RECORDS FOR THIS EXERCISE:

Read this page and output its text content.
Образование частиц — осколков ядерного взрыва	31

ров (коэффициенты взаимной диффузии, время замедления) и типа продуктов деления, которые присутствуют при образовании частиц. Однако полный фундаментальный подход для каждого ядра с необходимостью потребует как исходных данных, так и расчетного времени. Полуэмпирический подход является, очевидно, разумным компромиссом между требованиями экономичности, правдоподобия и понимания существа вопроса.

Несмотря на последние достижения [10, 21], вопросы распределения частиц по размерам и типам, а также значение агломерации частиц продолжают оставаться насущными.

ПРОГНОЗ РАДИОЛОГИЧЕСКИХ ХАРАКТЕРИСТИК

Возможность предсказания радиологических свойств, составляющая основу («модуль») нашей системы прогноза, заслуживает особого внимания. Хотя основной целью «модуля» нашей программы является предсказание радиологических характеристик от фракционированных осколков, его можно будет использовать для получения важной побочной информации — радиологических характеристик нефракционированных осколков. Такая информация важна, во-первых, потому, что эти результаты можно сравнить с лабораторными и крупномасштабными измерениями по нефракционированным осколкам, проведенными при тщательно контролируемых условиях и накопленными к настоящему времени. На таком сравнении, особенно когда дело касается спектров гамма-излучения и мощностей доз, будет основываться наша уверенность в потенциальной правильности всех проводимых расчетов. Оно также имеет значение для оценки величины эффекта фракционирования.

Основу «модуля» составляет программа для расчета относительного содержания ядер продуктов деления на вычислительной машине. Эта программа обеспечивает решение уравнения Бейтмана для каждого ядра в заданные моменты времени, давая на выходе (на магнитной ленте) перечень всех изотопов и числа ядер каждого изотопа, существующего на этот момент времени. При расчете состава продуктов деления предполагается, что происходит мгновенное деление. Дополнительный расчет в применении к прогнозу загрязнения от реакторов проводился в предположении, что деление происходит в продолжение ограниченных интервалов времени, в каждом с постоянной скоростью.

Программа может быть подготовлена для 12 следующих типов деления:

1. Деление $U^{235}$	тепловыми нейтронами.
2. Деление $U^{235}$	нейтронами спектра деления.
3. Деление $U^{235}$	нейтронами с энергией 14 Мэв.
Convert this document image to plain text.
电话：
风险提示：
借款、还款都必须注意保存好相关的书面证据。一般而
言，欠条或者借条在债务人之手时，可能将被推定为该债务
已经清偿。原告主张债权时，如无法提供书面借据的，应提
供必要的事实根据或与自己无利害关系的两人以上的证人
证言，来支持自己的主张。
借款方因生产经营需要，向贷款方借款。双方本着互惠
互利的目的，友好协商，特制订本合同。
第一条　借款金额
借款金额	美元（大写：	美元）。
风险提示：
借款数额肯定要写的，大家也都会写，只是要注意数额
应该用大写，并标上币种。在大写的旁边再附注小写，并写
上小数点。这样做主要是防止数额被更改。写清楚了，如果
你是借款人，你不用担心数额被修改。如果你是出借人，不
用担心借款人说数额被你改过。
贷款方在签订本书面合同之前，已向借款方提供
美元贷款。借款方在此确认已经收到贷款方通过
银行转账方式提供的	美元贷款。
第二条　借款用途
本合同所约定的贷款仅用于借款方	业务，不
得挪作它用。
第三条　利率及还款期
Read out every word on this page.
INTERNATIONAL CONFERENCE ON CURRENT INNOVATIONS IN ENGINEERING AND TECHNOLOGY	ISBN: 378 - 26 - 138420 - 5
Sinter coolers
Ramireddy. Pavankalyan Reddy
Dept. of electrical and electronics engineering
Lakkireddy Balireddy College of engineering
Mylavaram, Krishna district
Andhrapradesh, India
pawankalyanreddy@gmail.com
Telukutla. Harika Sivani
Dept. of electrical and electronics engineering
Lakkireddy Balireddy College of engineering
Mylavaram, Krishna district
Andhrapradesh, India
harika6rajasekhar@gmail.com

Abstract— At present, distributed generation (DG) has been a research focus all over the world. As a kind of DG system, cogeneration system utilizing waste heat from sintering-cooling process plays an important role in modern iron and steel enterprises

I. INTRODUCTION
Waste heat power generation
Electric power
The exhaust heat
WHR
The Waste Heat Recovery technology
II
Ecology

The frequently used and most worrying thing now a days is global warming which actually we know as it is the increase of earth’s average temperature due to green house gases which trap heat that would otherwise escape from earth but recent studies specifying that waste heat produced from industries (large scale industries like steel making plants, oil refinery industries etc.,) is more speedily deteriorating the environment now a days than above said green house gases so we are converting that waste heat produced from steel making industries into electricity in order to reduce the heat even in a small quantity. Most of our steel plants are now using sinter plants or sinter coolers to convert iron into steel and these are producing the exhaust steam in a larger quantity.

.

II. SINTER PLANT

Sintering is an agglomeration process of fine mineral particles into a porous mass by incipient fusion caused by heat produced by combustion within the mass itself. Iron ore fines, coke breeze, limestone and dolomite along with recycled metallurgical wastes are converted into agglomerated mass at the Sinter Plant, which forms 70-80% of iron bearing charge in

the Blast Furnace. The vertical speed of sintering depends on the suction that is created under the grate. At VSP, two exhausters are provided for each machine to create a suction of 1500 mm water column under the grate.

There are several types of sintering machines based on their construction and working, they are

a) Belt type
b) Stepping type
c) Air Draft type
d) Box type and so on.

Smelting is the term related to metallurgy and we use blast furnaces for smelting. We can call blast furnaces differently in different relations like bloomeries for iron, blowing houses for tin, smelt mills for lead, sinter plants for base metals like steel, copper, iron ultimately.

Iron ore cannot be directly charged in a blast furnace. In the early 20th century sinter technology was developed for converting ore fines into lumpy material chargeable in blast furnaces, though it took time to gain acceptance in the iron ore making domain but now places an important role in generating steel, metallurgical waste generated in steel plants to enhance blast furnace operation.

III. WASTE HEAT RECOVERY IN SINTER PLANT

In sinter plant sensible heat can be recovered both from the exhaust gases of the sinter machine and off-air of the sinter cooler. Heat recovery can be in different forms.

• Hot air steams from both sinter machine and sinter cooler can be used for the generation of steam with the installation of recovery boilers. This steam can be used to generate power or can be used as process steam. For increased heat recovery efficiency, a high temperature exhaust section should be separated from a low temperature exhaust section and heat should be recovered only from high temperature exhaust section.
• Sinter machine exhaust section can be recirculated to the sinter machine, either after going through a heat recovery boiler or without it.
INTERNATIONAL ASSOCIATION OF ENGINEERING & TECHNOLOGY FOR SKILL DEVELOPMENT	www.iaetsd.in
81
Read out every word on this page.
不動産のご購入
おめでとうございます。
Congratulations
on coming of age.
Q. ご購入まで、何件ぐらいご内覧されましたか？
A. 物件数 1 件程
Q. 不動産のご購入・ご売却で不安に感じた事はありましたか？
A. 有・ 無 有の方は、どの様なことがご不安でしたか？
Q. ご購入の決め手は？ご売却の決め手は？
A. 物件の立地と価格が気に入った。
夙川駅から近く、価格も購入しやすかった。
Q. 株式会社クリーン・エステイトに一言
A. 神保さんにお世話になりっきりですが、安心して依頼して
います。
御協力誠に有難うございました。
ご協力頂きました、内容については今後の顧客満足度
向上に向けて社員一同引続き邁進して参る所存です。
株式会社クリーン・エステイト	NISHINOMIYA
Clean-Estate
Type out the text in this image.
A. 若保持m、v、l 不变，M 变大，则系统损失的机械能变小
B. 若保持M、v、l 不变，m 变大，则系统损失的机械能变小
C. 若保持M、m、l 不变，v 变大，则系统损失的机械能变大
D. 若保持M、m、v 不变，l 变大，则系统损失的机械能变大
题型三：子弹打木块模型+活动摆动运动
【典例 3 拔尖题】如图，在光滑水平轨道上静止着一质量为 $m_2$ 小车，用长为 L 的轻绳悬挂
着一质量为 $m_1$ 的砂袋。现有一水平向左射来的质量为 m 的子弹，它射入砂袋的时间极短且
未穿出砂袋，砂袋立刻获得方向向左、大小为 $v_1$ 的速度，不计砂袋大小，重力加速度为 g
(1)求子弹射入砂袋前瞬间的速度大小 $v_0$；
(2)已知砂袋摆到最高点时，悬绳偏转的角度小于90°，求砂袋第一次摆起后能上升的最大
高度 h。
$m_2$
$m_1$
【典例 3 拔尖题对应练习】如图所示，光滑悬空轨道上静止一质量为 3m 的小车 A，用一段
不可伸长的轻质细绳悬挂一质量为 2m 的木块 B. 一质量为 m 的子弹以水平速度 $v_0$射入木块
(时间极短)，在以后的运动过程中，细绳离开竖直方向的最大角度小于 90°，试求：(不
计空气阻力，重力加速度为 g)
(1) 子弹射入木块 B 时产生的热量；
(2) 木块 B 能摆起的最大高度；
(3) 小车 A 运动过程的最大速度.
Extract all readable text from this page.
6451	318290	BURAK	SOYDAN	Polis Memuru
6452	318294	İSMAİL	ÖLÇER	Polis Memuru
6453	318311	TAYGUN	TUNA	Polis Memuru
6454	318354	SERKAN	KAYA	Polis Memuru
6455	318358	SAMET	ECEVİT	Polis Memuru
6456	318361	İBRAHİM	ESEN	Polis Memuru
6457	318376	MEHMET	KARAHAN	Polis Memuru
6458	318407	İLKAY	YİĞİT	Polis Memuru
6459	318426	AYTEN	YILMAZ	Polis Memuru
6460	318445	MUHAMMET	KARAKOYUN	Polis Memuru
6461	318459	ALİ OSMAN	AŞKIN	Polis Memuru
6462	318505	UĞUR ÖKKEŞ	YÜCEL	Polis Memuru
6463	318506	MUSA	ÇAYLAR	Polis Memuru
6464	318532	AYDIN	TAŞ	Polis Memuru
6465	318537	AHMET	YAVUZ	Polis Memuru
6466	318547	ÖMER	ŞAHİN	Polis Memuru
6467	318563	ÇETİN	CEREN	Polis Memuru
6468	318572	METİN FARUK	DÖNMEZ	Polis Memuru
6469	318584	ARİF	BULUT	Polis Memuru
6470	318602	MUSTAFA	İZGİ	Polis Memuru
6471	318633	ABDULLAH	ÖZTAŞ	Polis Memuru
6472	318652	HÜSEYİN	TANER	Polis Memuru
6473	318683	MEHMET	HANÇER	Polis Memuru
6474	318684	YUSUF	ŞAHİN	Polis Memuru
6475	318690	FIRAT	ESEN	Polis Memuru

WORK TO DO:
Show every line in the records above that contains the word "INTERNATIONAL".

REPLY:
INTERNATIONAL CONFERENCE ON CURRENT INNOVATIONS IN ENGINEERING AND TECHNOLOGY	ISBN: 378 - 26 - 138420 - 5
INTERNATIONAL ASSOCIATION OF ENGINEERING & TECHNOLOGY FOR SKILL DEVELOPMENT	www.iaetsd.in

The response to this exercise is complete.